Keep only the lines where "which" appears.

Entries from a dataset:
+---+
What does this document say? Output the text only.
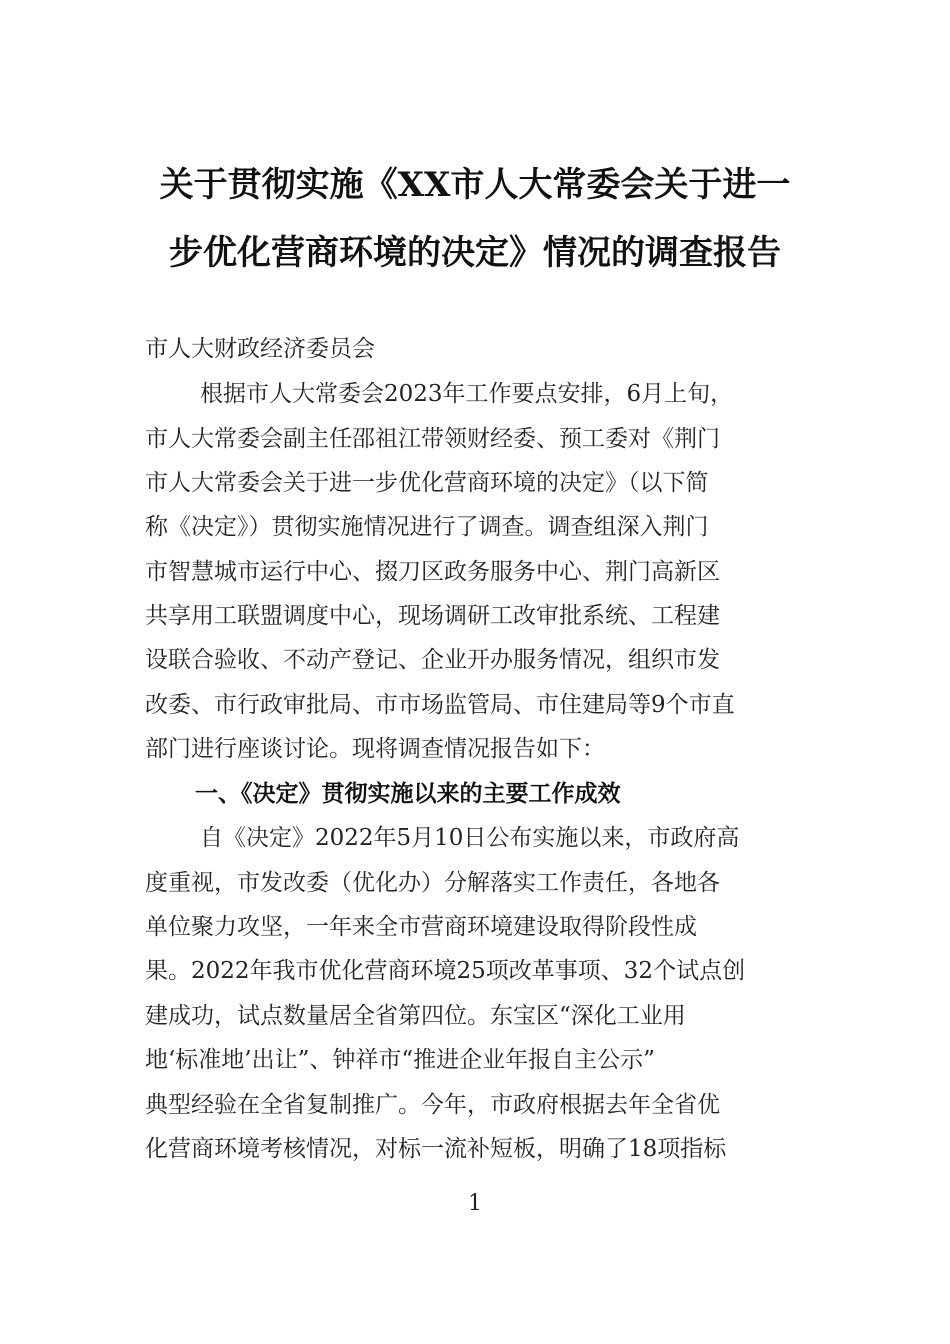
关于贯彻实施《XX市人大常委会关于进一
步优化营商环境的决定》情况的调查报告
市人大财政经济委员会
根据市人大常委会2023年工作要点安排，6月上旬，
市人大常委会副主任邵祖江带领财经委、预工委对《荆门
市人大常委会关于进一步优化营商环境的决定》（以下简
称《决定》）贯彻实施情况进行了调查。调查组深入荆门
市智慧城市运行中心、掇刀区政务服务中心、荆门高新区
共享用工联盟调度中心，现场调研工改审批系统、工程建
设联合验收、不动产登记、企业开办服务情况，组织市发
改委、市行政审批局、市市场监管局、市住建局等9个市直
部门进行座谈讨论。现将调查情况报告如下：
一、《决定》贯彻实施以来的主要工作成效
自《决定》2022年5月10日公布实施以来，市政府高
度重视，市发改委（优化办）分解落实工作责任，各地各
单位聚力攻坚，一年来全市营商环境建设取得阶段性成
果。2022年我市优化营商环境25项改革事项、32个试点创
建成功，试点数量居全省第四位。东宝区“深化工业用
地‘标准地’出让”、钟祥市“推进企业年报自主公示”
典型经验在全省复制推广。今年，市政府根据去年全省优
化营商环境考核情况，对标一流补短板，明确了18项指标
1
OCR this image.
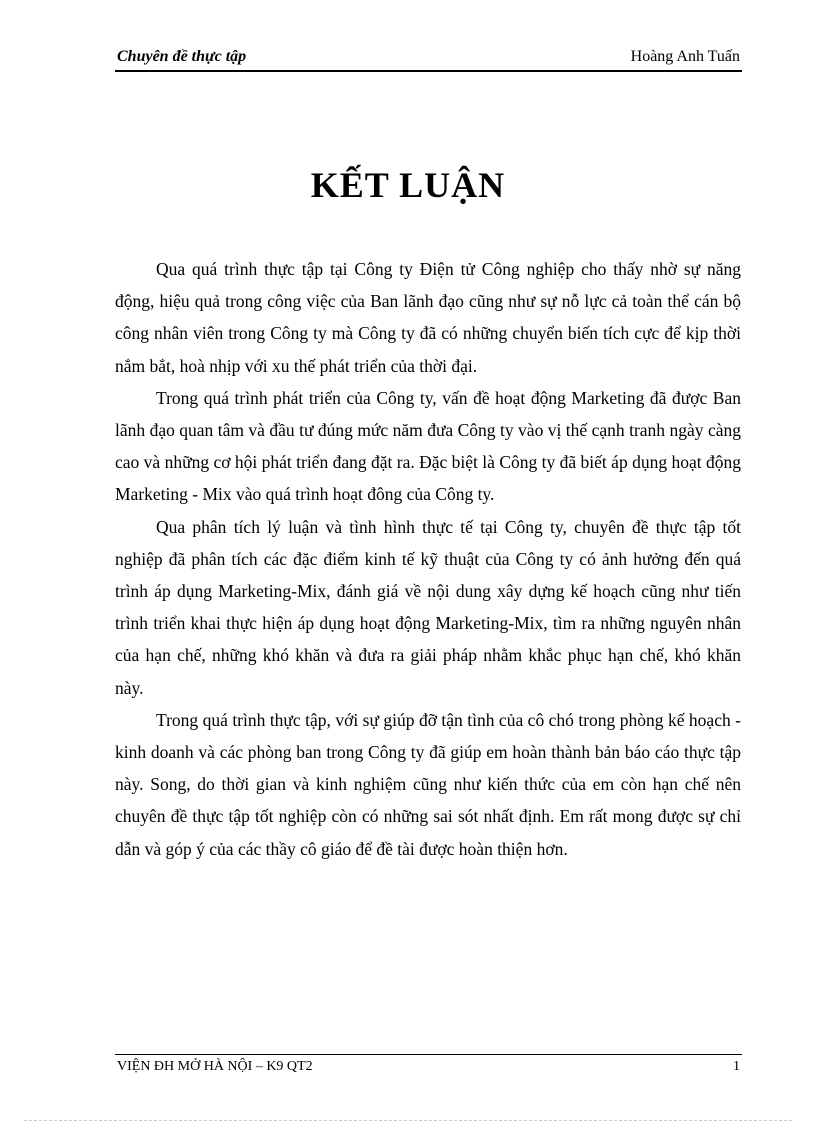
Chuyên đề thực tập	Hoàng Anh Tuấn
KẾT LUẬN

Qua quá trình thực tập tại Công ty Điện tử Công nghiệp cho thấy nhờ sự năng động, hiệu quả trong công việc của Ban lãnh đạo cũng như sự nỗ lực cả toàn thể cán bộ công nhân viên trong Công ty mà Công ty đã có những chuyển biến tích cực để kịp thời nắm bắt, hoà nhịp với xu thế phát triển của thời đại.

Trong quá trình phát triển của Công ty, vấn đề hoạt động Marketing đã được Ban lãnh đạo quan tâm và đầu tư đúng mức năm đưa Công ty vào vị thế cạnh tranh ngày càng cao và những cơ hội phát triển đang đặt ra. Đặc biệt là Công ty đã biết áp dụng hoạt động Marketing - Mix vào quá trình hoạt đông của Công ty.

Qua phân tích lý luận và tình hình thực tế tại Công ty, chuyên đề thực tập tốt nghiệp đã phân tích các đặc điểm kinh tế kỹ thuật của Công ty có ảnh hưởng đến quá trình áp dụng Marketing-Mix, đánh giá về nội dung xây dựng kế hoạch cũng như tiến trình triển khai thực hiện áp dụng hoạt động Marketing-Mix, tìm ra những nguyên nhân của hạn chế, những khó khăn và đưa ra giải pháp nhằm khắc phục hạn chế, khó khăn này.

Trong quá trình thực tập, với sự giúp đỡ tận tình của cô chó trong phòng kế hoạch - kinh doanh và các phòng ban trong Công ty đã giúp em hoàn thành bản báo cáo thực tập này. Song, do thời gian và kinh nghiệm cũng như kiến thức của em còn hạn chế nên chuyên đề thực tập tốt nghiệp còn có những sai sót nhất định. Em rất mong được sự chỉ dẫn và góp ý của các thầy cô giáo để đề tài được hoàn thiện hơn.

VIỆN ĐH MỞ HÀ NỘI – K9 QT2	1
+---+
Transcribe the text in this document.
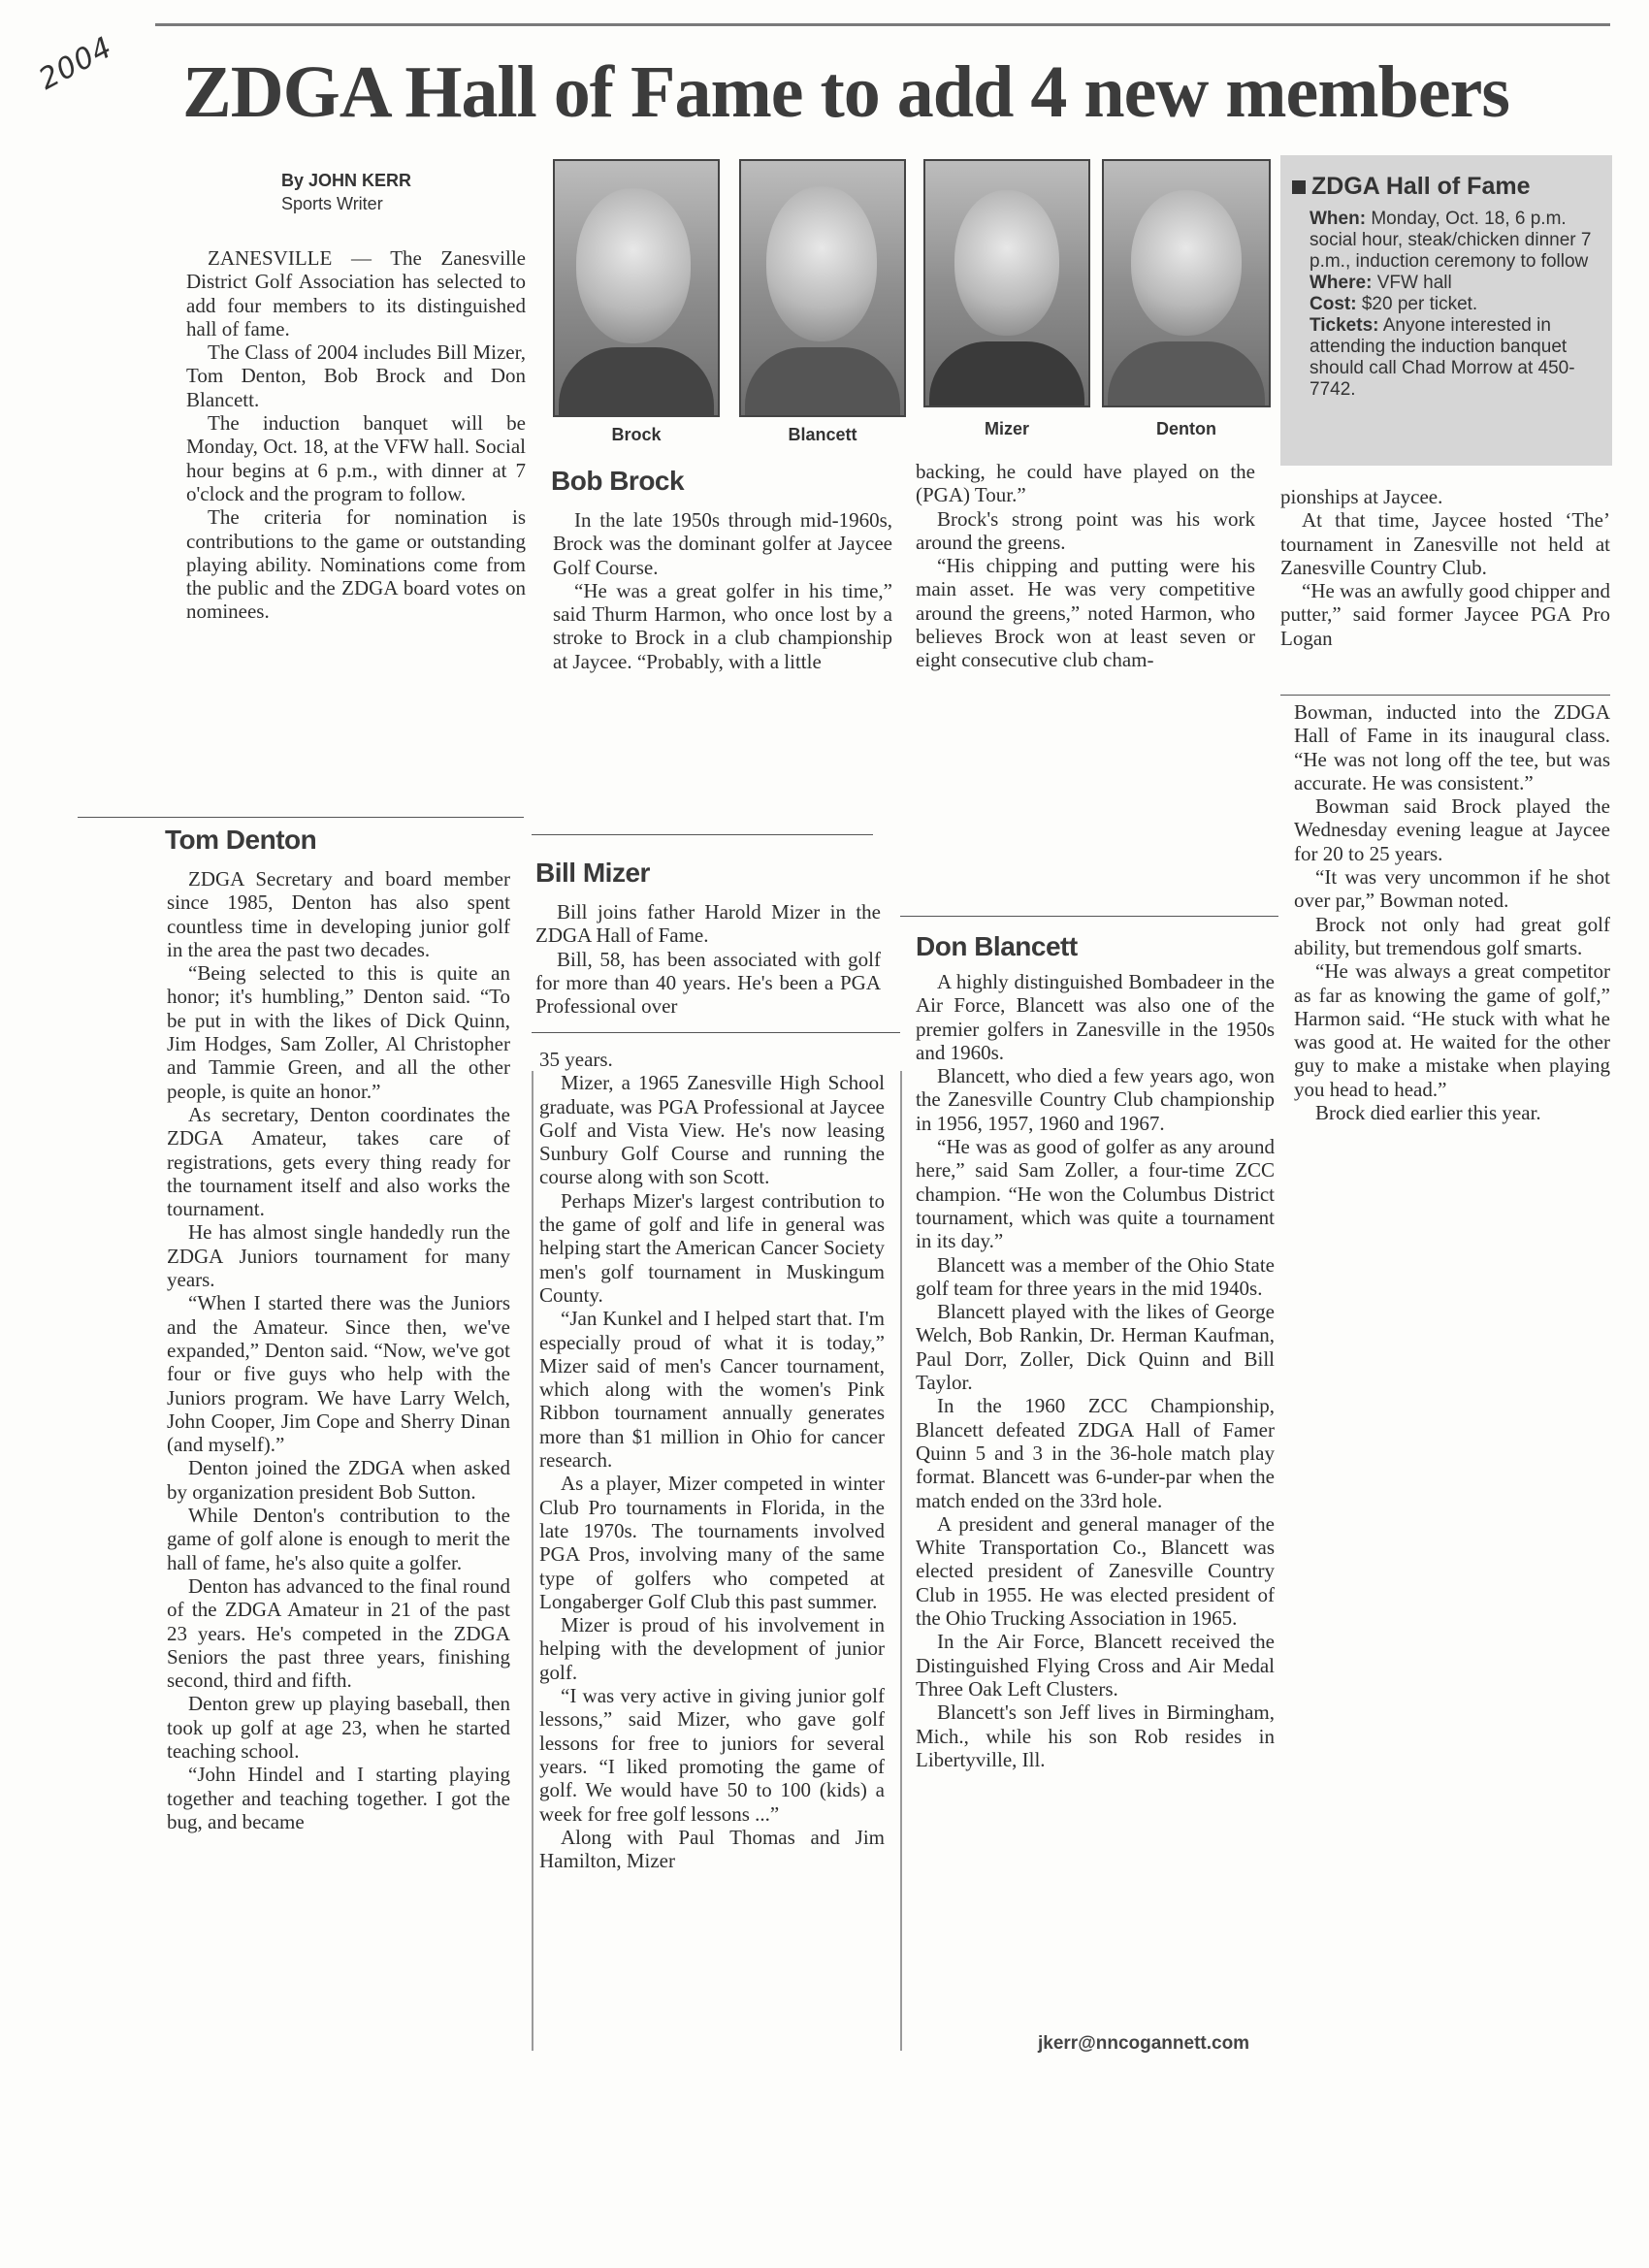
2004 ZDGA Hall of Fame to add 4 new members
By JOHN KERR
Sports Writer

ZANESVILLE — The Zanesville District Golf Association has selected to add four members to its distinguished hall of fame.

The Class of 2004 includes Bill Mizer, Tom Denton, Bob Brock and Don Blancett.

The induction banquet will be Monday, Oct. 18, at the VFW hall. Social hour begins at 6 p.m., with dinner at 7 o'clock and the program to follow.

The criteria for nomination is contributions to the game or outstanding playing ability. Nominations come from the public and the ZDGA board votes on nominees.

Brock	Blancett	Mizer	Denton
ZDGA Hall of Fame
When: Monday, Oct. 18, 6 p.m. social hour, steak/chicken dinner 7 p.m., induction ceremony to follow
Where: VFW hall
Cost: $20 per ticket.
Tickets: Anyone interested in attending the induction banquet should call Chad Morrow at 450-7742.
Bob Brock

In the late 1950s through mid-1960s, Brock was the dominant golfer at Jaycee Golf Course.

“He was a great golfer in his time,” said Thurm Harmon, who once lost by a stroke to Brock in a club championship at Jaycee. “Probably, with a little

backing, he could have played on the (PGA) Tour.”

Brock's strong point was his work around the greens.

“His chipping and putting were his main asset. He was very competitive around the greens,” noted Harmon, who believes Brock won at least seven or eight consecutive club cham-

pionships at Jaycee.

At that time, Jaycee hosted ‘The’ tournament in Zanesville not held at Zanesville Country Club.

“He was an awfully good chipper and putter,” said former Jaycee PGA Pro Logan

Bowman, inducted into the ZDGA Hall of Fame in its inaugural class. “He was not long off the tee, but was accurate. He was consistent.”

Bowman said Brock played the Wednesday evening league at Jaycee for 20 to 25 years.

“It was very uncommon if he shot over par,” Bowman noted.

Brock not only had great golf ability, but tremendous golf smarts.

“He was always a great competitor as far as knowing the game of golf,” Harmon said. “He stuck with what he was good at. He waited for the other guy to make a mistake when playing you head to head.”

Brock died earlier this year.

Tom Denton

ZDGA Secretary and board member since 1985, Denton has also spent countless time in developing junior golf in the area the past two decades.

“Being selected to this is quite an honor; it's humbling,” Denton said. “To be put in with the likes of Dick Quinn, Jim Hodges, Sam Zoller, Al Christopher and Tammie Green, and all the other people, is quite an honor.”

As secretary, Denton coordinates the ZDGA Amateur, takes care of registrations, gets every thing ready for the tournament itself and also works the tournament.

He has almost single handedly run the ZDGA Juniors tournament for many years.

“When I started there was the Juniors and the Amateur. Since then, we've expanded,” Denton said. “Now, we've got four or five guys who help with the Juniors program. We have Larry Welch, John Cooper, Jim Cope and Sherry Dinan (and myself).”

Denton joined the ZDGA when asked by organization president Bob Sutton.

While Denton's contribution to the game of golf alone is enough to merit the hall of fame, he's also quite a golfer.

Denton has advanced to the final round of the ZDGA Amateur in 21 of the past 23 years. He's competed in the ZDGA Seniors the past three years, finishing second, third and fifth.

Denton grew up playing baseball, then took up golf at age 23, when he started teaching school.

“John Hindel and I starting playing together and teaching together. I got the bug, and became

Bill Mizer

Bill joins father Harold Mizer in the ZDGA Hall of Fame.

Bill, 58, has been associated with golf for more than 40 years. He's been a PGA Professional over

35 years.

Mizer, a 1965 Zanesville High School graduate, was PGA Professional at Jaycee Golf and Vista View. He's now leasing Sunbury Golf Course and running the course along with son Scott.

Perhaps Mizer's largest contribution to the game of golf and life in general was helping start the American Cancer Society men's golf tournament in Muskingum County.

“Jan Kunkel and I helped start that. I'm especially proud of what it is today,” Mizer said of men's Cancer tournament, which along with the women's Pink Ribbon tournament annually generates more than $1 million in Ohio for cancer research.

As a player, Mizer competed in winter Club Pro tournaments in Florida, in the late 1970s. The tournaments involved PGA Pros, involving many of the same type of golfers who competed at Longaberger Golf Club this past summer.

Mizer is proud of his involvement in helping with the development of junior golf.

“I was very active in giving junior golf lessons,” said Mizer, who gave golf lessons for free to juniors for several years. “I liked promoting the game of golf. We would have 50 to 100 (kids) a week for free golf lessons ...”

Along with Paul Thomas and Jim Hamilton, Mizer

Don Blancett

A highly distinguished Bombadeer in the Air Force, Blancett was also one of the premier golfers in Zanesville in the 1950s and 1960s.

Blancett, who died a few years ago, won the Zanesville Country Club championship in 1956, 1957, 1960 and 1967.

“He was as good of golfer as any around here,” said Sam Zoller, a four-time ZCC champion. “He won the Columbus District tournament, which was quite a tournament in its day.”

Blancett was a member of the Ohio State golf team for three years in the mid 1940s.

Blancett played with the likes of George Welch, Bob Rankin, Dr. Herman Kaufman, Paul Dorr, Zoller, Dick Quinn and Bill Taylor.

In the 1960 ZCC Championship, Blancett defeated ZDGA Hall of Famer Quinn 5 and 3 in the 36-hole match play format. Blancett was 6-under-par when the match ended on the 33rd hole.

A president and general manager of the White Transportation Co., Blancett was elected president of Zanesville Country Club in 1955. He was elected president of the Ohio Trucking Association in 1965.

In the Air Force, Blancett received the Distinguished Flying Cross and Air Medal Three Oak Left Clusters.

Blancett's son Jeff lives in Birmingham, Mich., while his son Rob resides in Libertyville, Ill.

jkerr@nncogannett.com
+---+
Full output:
“Jan Kunkel and I helped start that. I'm especially proud of what it is today,” Mizer said of men's Cancer tournament, which along with the women's Pink Ribbon tournament annually generates more than $1 million in Ohio for cancer research.
“He was as good of golfer as any around here,” said Sam Zoller, a four-time ZCC champion. “He won the Columbus District tournament, which was quite a tournament in its day.”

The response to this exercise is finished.